In the entries below, count each line holding the word "июля". Answer with the total alone.

┌─ DATA LINES

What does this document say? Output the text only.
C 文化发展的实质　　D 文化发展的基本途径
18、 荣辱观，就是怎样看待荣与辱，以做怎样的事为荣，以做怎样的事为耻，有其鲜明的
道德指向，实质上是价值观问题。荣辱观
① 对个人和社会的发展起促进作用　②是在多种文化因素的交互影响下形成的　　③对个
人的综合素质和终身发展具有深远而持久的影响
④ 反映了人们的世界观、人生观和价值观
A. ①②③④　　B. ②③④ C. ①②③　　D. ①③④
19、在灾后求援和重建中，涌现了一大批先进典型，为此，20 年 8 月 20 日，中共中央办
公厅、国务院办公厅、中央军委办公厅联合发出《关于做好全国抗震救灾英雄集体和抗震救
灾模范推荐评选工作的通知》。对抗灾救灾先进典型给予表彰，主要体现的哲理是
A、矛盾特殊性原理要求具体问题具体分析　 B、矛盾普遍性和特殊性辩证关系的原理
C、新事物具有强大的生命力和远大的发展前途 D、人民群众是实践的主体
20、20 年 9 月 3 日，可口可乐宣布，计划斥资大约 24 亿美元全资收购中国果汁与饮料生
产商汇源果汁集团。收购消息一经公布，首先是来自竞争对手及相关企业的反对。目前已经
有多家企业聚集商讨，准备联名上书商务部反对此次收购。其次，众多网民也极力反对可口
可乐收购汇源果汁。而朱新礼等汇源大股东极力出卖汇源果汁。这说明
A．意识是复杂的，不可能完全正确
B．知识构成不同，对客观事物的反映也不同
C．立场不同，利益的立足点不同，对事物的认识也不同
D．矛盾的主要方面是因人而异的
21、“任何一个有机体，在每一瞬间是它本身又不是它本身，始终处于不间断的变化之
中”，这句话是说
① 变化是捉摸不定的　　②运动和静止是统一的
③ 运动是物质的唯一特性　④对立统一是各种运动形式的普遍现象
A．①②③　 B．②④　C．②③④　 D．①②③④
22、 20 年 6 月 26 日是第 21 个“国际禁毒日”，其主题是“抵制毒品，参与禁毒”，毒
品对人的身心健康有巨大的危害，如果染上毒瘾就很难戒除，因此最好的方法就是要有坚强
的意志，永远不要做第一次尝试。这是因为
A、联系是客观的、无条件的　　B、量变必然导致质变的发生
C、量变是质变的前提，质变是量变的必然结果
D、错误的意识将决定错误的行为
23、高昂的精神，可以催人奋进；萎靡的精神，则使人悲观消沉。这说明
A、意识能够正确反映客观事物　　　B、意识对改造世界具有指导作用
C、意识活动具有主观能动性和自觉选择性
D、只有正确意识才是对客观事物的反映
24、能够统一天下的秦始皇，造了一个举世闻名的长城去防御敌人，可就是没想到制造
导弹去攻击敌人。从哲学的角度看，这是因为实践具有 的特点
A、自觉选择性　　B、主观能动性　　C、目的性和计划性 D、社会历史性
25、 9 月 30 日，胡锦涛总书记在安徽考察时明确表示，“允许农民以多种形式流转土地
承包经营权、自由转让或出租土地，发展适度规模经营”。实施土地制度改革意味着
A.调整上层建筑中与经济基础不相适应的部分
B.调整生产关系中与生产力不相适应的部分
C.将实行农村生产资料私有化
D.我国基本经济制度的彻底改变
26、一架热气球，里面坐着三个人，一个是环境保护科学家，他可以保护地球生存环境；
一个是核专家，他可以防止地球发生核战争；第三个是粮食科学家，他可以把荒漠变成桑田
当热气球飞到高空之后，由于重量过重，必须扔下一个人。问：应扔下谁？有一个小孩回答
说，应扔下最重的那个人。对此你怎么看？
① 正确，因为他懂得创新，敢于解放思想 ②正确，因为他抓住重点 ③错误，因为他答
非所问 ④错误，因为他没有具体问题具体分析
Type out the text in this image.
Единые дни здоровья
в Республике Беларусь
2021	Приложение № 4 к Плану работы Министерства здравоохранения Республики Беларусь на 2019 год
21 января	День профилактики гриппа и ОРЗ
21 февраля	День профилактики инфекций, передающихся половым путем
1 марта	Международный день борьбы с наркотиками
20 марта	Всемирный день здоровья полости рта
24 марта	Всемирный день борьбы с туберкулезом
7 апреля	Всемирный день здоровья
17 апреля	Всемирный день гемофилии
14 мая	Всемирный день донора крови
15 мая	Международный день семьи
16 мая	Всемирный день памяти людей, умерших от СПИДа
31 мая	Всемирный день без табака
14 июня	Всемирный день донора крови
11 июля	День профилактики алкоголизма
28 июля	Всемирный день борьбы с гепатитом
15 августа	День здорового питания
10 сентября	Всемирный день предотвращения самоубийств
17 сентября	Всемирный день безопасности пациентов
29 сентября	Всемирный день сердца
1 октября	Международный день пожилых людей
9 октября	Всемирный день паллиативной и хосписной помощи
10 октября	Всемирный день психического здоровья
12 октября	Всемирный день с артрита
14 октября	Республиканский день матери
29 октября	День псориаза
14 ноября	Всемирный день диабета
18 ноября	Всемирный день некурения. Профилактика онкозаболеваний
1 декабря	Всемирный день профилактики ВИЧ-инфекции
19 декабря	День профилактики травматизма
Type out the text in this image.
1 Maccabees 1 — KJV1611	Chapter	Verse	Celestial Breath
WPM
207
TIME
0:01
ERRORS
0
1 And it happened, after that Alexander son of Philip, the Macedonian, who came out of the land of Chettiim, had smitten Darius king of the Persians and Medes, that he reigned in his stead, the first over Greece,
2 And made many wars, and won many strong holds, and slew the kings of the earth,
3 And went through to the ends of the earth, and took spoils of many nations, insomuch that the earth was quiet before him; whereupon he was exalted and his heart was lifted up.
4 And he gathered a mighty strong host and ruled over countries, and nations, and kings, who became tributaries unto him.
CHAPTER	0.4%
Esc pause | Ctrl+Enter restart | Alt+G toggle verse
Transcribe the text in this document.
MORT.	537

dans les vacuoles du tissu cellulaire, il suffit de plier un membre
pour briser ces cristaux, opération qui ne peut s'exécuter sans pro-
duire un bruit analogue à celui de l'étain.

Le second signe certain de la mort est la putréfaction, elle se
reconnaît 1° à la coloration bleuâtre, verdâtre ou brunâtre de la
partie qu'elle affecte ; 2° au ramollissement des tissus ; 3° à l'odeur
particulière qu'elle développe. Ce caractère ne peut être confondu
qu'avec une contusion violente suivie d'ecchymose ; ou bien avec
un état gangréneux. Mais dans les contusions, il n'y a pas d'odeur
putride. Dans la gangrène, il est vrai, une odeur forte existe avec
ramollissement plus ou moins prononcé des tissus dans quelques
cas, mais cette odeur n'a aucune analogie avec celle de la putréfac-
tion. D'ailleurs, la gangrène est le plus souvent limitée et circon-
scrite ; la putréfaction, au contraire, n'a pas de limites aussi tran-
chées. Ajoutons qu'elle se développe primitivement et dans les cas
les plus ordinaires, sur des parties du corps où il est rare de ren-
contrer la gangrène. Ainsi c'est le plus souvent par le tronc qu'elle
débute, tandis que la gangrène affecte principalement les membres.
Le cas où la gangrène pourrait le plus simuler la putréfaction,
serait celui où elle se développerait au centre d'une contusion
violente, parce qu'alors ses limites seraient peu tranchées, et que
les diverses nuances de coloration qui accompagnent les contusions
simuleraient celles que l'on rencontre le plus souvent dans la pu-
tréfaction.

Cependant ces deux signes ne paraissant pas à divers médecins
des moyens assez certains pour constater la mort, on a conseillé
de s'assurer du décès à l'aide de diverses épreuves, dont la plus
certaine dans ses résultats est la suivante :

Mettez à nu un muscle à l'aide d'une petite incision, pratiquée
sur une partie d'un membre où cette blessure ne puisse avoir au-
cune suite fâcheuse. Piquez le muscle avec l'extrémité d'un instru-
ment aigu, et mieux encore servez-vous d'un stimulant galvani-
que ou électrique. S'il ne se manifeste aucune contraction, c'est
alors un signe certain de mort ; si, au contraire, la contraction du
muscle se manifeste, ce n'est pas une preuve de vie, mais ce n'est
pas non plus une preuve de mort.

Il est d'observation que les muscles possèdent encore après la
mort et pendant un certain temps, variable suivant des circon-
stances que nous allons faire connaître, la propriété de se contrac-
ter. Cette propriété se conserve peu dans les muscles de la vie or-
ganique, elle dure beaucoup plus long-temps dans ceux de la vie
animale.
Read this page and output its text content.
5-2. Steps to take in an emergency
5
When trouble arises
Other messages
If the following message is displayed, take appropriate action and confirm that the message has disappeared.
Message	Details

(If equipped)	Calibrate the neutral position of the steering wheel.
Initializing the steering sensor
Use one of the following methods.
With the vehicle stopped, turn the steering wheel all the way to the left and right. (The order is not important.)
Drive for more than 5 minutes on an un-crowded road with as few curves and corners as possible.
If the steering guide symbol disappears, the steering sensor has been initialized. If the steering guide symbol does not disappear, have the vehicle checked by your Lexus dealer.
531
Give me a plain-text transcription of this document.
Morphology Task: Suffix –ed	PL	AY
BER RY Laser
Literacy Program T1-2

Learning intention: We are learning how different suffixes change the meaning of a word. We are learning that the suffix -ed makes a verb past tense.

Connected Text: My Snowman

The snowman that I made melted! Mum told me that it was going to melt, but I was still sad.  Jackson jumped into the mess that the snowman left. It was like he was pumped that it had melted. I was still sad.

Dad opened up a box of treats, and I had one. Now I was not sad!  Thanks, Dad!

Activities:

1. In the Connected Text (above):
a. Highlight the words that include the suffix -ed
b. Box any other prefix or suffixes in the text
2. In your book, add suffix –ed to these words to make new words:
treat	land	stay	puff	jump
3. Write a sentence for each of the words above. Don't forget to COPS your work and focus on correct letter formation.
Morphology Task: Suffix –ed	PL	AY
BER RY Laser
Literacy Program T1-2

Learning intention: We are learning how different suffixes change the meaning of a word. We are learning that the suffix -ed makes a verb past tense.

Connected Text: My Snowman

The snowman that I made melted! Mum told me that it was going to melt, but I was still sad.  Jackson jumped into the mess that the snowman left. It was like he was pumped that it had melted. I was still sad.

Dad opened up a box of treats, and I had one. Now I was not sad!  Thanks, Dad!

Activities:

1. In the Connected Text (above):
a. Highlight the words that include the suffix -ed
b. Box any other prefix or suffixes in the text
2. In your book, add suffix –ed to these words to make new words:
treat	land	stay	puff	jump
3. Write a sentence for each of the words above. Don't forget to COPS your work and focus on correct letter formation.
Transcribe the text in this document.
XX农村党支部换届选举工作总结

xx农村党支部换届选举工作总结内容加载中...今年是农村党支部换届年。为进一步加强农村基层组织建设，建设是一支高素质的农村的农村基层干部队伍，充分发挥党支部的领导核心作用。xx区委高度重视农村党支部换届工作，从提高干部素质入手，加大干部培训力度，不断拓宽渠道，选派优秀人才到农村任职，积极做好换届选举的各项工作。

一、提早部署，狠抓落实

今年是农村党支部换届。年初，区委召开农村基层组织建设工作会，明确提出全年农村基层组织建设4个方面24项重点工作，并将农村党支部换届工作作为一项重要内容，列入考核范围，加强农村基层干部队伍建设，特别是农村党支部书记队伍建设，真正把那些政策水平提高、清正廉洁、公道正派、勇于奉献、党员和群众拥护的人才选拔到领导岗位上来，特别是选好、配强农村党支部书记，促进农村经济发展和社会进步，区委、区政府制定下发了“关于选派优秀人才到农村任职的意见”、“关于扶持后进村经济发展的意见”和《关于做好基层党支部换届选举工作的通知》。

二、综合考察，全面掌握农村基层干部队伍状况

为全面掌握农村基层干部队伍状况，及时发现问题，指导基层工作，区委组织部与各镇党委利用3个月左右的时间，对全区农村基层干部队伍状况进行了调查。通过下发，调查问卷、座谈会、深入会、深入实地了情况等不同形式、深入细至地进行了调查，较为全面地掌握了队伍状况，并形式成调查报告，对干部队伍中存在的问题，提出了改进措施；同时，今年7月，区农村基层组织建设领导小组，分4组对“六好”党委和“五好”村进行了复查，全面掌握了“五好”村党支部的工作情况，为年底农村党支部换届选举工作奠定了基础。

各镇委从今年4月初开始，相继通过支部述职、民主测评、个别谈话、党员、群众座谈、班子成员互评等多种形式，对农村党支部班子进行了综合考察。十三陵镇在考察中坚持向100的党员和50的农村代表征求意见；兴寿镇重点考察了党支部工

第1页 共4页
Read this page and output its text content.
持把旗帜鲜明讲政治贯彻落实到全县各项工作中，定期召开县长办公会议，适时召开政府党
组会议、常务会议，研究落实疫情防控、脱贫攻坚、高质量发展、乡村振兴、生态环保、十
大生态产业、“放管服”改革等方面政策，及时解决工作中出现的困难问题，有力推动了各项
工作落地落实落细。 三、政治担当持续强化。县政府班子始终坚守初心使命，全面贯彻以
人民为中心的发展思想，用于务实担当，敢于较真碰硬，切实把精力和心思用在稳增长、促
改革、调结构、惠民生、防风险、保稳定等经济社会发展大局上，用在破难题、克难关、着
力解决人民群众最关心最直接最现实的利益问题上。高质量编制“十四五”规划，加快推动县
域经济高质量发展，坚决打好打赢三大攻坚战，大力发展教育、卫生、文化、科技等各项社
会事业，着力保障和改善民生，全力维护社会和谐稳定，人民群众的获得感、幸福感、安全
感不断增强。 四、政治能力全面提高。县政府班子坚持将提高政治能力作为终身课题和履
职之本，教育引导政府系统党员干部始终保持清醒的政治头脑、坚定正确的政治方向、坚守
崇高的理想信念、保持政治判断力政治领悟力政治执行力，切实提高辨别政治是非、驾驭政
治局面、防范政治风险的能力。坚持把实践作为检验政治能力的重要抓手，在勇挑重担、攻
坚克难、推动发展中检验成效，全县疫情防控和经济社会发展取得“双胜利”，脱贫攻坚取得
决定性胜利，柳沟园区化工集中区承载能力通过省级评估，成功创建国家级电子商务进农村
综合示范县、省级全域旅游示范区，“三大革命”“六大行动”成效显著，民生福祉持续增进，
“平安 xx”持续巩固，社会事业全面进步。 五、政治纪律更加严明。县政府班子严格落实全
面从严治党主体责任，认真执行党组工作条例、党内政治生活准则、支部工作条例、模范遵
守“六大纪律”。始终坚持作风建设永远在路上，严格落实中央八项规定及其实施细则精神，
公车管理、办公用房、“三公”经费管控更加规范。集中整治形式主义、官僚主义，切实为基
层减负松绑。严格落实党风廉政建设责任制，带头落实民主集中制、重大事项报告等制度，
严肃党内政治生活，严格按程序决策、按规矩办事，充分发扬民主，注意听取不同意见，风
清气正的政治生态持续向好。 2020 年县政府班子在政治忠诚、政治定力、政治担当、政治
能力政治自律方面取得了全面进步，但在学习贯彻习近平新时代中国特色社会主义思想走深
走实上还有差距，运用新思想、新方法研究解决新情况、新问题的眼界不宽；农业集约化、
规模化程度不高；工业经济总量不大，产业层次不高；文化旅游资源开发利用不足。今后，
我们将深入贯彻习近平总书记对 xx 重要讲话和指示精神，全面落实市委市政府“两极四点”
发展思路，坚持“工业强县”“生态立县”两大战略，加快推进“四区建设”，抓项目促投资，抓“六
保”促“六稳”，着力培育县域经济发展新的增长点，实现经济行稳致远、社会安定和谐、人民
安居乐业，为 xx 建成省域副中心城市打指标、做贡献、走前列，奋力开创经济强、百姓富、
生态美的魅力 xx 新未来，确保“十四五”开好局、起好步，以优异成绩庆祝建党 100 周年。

└─

## ANSWER IN FULL
2